YOUR OBJECTIVE:
Without the pictures, give the entries below again exactly as written.

ENTRIES SHOWN:
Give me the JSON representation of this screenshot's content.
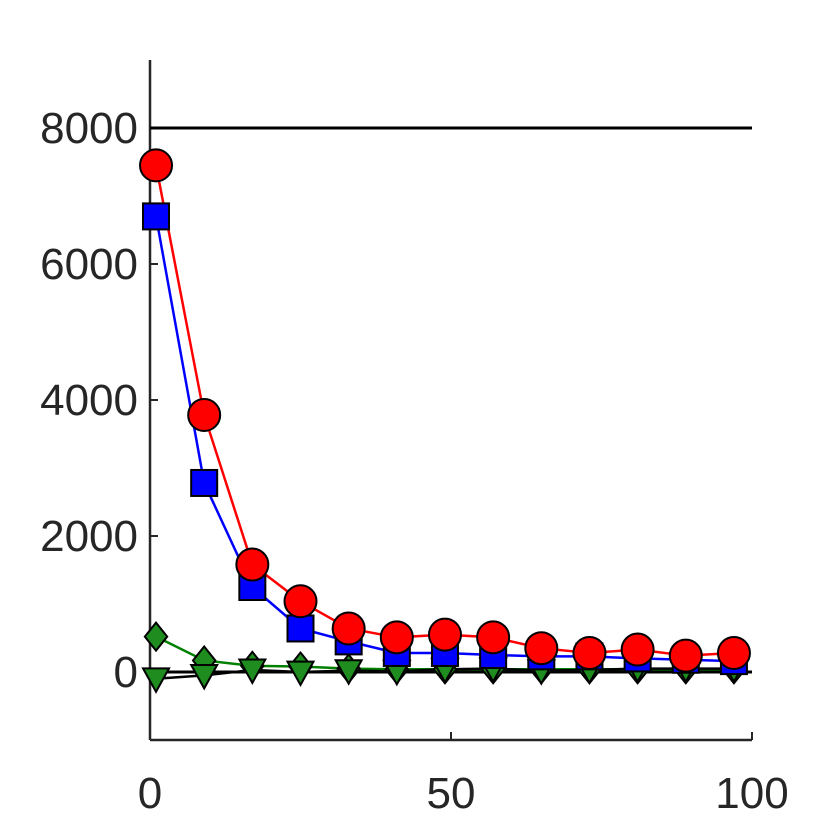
{
  "chart_data": {
    "type": "line",
    "title": "",
    "xlabel": "",
    "ylabel": "",
    "xlim": [
      0,
      100
    ],
    "ylim": [
      -1000,
      9000
    ],
    "x_ticks": [
      0,
      50,
      100
    ],
    "x_tick_labels": [
      "0",
      "50",
      "100"
    ],
    "y_ticks": [
      0,
      2000,
      4000,
      6000,
      8000
    ],
    "y_tick_labels": [
      "0",
      "2000",
      "4000",
      "6000",
      "8000"
    ],
    "grid": false,
    "reference_lines": [
      {
        "y": 8000,
        "color": "#000000"
      },
      {
        "y": 0,
        "color": "#000000"
      }
    ],
    "x": [
      1,
      9,
      17,
      25,
      33,
      41,
      49,
      57,
      65,
      73,
      81,
      89,
      97
    ],
    "series": [
      {
        "marker": "diamond",
        "color": "#008000",
        "fill": "#1e8c1e",
        "values": [
          520,
          170,
          90,
          80,
          50,
          40,
          40,
          40,
          40,
          40,
          40,
          40,
          40
        ]
      },
      {
        "marker": "triangle-down",
        "color": "#000000",
        "fill": "#1e8c1e",
        "values": [
          -100,
          -50,
          30,
          0,
          20,
          10,
          40,
          50,
          20,
          30,
          50,
          50,
          50
        ]
      },
      {
        "marker": "square",
        "color": "#0000ff",
        "fill": "#0000ff",
        "values": [
          6700,
          2780,
          1250,
          640,
          450,
          280,
          280,
          250,
          230,
          230,
          200,
          180,
          160
        ]
      },
      {
        "marker": "circle",
        "color": "#ff0000",
        "fill": "#ff0000",
        "values": [
          7450,
          3780,
          1580,
          1040,
          640,
          510,
          550,
          510,
          350,
          280,
          330,
          240,
          280
        ]
      }
    ]
  }
}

ANSWER:
Give me the JSON representation of this screenshot's content.
{
  "chart_data": {
    "type": "line",
    "title": "",
    "xlabel": "",
    "ylabel": "",
    "xlim": [
      0,
      100
    ],
    "ylim": [
      -1000,
      9000
    ],
    "x_ticks": [
      0,
      50,
      100
    ],
    "x_tick_labels": [
      "0",
      "50",
      "100"
    ],
    "y_ticks": [
      0,
      2000,
      4000,
      6000,
      8000
    ],
    "y_tick_labels": [
      "0",
      "2000",
      "4000",
      "6000",
      "8000"
    ],
    "grid": false,
    "reference_lines": [
      {
        "y": 8000,
        "color": "#000000"
      },
      {
        "y": 0,
        "color": "#000000"
      }
    ],
    "x": [
      1,
      9,
      17,
      25,
      33,
      41,
      49,
      57,
      65,
      73,
      81,
      89,
      97
    ],
    "series": [
      {
        "marker": "diamond",
        "color": "#008000",
        "fill": "#1e8c1e",
        "values": [
          520,
          170,
          90,
          80,
          50,
          40,
          40,
          40,
          40,
          40,
          40,
          40,
          40
        ]
      },
      {
        "marker": "triangle-down",
        "color": "#000000",
        "fill": "#1e8c1e",
        "values": [
          -100,
          -50,
          30,
          0,
          20,
          10,
          40,
          50,
          20,
          30,
          50,
          50,
          50
        ]
      },
      {
        "marker": "square",
        "color": "#0000ff",
        "fill": "#0000ff",
        "values": [
          6700,
          2780,
          1250,
          640,
          450,
          280,
          280,
          250,
          230,
          230,
          200,
          180,
          160
        ]
      },
      {
        "marker": "circle",
        "color": "#ff0000",
        "fill": "#ff0000",
        "values": [
          7450,
          3780,
          1580,
          1040,
          640,
          510,
          550,
          510,
          350,
          280,
          330,
          240,
          280
        ]
      }
    ]
  }
}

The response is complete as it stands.